Dataset rows:
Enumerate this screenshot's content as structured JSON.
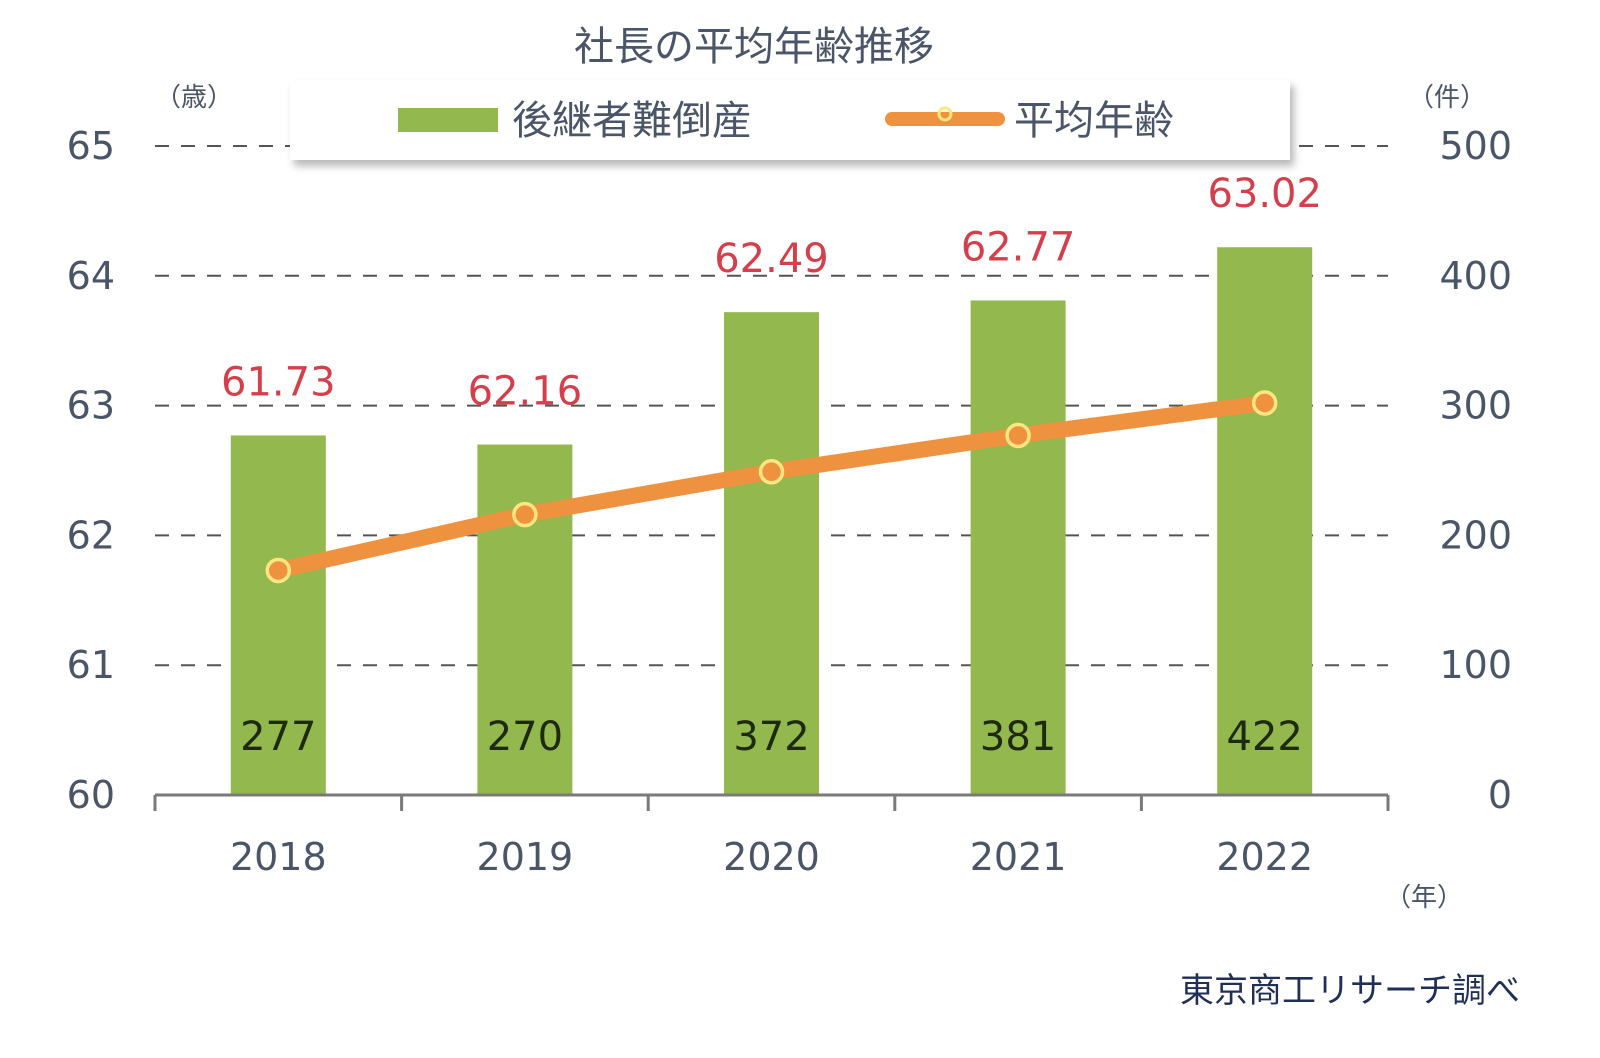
{
  "chart_data": {
    "type": "bar",
    "title": "社長の平均年齢推移",
    "categories": [
      "2018",
      "2019",
      "2020",
      "2021",
      "2022"
    ],
    "series": [
      {
        "name": "後継者難倒産",
        "type": "bar",
        "axis": "right",
        "values": [
          277,
          270,
          372,
          381,
          422
        ],
        "color": "#92b84e"
      },
      {
        "name": "平均年齢",
        "type": "line",
        "axis": "left",
        "values": [
          61.73,
          62.16,
          62.49,
          62.77,
          63.02
        ],
        "color": "#ef9240"
      }
    ],
    "left_axis": {
      "unit": "（歳）",
      "min": 60,
      "max": 65,
      "ticks": [
        60,
        61,
        62,
        63,
        64,
        65
      ]
    },
    "right_axis": {
      "unit": "（件）",
      "min": 0,
      "max": 500,
      "ticks": [
        0,
        100,
        200,
        300,
        400,
        500
      ]
    },
    "x_unit": "（年）",
    "grid": "dashed",
    "legend": "top-center"
  },
  "source": "東京商工リサーチ調べ",
  "colors": {
    "age_label": "#d43f4b",
    "axis_text": "#4a5568",
    "grid": "#555555"
  }
}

■ Task goal:
Repeat the data exactly, excluding the pictures.

■ Reply:
Enumerate this screenshot's content as structured JSON.
{
  "chart_data": {
    "type": "bar",
    "title": "社長の平均年齢推移",
    "categories": [
      "2018",
      "2019",
      "2020",
      "2021",
      "2022"
    ],
    "series": [
      {
        "name": "後継者難倒産",
        "type": "bar",
        "axis": "right",
        "values": [
          277,
          270,
          372,
          381,
          422
        ],
        "color": "#92b84e"
      },
      {
        "name": "平均年齢",
        "type": "line",
        "axis": "left",
        "values": [
          61.73,
          62.16,
          62.49,
          62.77,
          63.02
        ],
        "color": "#ef9240"
      }
    ],
    "left_axis": {
      "unit": "（歳）",
      "min": 60,
      "max": 65,
      "ticks": [
        60,
        61,
        62,
        63,
        64,
        65
      ]
    },
    "right_axis": {
      "unit": "（件）",
      "min": 0,
      "max": 500,
      "ticks": [
        0,
        100,
        200,
        300,
        400,
        500
      ]
    },
    "x_unit": "（年）",
    "grid": "dashed",
    "legend": "top-center"
  },
  "source": "東京商工リサーチ調べ",
  "colors": {
    "age_label": "#d43f4b",
    "axis_text": "#4a5568",
    "grid": "#555555"
  }
}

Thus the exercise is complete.